> **Given exercise**
The records that follow must be reproduced in full, exactly as written.

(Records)
···
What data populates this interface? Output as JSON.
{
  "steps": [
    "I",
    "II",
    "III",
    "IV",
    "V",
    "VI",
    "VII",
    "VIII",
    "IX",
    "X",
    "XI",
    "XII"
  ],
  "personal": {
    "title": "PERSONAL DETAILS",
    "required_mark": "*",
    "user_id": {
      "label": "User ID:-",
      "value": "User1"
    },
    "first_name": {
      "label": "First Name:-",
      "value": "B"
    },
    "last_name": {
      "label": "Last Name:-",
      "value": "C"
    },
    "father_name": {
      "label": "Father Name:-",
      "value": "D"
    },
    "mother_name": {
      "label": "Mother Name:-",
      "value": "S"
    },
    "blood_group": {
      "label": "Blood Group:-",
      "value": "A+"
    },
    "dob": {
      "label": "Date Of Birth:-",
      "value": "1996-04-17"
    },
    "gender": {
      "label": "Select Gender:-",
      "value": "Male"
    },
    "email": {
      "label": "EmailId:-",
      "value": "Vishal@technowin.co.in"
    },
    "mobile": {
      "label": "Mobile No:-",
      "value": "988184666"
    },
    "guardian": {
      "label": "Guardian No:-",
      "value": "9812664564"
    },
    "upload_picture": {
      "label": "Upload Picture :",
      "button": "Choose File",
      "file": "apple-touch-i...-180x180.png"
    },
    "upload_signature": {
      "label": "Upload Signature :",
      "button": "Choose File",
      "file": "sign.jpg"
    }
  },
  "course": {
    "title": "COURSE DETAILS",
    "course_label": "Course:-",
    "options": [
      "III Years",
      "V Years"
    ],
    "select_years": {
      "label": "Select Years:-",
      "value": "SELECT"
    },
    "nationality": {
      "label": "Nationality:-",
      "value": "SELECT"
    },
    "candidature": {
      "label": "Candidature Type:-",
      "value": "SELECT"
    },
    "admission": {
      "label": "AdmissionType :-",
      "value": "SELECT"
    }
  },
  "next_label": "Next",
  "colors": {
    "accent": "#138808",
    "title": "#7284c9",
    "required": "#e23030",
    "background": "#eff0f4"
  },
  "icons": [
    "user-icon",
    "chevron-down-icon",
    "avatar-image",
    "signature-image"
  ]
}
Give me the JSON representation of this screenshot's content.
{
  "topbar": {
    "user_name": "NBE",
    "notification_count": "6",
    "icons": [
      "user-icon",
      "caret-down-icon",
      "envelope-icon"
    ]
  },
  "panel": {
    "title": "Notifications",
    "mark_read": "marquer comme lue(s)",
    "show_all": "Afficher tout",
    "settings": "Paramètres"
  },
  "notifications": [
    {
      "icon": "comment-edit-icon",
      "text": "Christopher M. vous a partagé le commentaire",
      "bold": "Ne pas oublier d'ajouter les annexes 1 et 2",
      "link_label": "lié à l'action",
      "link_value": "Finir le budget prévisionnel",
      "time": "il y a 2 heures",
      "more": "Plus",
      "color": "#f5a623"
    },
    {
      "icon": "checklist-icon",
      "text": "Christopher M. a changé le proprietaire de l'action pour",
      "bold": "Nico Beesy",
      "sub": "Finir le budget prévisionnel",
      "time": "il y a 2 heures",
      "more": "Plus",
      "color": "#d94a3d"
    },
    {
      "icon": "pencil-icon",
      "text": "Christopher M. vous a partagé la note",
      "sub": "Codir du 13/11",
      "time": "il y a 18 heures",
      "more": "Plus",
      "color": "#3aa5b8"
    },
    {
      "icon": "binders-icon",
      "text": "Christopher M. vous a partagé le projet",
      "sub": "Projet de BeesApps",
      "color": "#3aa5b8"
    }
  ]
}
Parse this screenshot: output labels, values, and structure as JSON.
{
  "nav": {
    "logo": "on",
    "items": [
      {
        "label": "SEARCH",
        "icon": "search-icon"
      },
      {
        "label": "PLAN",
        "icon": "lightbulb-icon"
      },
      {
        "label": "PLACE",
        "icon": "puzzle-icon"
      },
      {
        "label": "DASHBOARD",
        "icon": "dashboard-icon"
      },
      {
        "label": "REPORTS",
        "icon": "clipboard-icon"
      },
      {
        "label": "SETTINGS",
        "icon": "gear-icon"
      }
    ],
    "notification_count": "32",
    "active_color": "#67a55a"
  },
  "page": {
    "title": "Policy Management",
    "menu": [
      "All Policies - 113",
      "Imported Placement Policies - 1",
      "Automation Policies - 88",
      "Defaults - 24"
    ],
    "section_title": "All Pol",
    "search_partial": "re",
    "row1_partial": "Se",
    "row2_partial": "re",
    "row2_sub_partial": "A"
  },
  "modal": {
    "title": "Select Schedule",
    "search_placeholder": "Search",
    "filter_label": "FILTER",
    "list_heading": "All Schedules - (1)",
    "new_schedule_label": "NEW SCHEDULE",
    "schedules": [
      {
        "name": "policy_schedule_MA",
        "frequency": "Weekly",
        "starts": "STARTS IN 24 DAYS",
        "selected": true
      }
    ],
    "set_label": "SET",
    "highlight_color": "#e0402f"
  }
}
···
> **Exercise response**
What data populates this interface? Output as JSON.
{
  "steps": [
    "I",
    "II",
    "III",
    "IV",
    "V",
    "VI",
    "VII",
    "VIII",
    "IX",
    "X",
    "XI",
    "XII"
  ],
  "personal": {
    "title": "PERSONAL DETAILS",
    "required_mark": "*",
    "user_id": {
      "label": "User ID:-",
      "value": "User1"
    },
    "first_name": {
      "label": "First Name:-",
      "value": "B"
    },
    "last_name": {
      "label": "Last Name:-",
      "value": "C"
    },
    "father_name": {
      "label": "Father Name:-",
      "value": "D"
    },
    "mother_name": {
      "label": "Mother Name:-",
      "value": "S"
    },
    "blood_group": {
      "label": "Blood Group:-",
      "value": "A+"
    },
    "dob": {
      "label": "Date Of Birth:-",
      "value": "1996-04-17"
    },
    "gender": {
      "label": "Select Gender:-",
      "value": "Male"
    },
    "email": {
      "label": "EmailId:-",
      "value": "Vishal@technowin.co.in"
    },
    "mobile": {
      "label": "Mobile No:-",
      "value": "988184666"
    },
    "guardian": {
      "label": "Guardian No:-",
      "value": "9812664564"
    },
    "upload_picture": {
      "label": "Upload Picture :",
      "button": "Choose File",
      "file": "apple-touch-i...-180x180.png"
    },
    "upload_signature": {
      "label": "Upload Signature :",
      "button": "Choose File",
      "file": "sign.jpg"
    }
  },
  "course": {
    "title": "COURSE DETAILS",
    "course_label": "Course:-",
    "options": [
      "III Years",
      "V Years"
    ],
    "select_years": {
      "label": "Select Years:-",
      "value": "SELECT"
    },
    "nationality": {
      "label": "Nationality:-",
      "value": "SELECT"
    },
    "candidature": {
      "label": "Candidature Type:-",
      "value": "SELECT"
    },
    "admission": {
      "label": "AdmissionType :-",
      "value": "SELECT"
    }
  },
  "next_label": "Next",
  "colors": {
    "accent": "#138808",
    "title": "#7284c9",
    "required": "#e23030",
    "background": "#eff0f4"
  },
  "icons": [
    "user-icon",
    "chevron-down-icon",
    "avatar-image",
    "signature-image"
  ]
}
Give me the JSON representation of this screenshot's content.
{
  "topbar": {
    "user_name": "NBE",
    "notification_count": "6",
    "icons": [
      "user-icon",
      "caret-down-icon",
      "envelope-icon"
    ]
  },
  "panel": {
    "title": "Notifications",
    "mark_read": "marquer comme lue(s)",
    "show_all": "Afficher tout",
    "settings": "Paramètres"
  },
  "notifications": [
    {
      "icon": "comment-edit-icon",
      "text": "Christopher M. vous a partagé le commentaire",
      "bold": "Ne pas oublier d'ajouter les annexes 1 et 2",
      "link_label": "lié à l'action",
      "link_value": "Finir le budget prévisionnel",
      "time": "il y a 2 heures",
      "more": "Plus",
      "color": "#f5a623"
    },
    {
      "icon": "checklist-icon",
      "text": "Christopher M. a changé le proprietaire de l'action pour",
      "bold": "Nico Beesy",
      "sub": "Finir le budget prévisionnel",
      "time": "il y a 2 heures",
      "more": "Plus",
      "color": "#d94a3d"
    },
    {
      "icon": "pencil-icon",
      "text": "Christopher M. vous a partagé la note",
      "sub": "Codir du 13/11",
      "time": "il y a 18 heures",
      "more": "Plus",
      "color": "#3aa5b8"
    },
    {
      "icon": "binders-icon",
      "text": "Christopher M. vous a partagé le projet",
      "sub": "Projet de BeesApps",
      "color": "#3aa5b8"
    }
  ]
}
Parse this screenshot: output labels, values, and structure as JSON.
{
  "nav": {
    "logo": "on",
    "items": [
      {
        "label": "SEARCH",
        "icon": "search-icon"
      },
      {
        "label": "PLAN",
        "icon": "lightbulb-icon"
      },
      {
        "label": "PLACE",
        "icon": "puzzle-icon"
      },
      {
        "label": "DASHBOARD",
        "icon": "dashboard-icon"
      },
      {
        "label": "REPORTS",
        "icon": "clipboard-icon"
      },
      {
        "label": "SETTINGS",
        "icon": "gear-icon"
      }
    ],
    "notification_count": "32",
    "active_color": "#67a55a"
  },
  "page": {
    "title": "Policy Management",
    "menu": [
      "All Policies - 113",
      "Imported Placement Policies - 1",
      "Automation Policies - 88",
      "Defaults - 24"
    ],
    "section_title": "All Pol",
    "search_partial": "re",
    "row1_partial": "Se",
    "row2_partial": "re",
    "row2_sub_partial": "A"
  },
  "modal": {
    "title": "Select Schedule",
    "search_placeholder": "Search",
    "filter_label": "FILTER",
    "list_heading": "All Schedules - (1)",
    "new_schedule_label": "NEW SCHEDULE",
    "schedules": [
      {
        "name": "policy_schedule_MA",
        "frequency": "Weekly",
        "starts": "STARTS IN 24 DAYS",
        "selected": true
      }
    ],
    "set_label": "SET",
    "highlight_color": "#e0402f"
  }
}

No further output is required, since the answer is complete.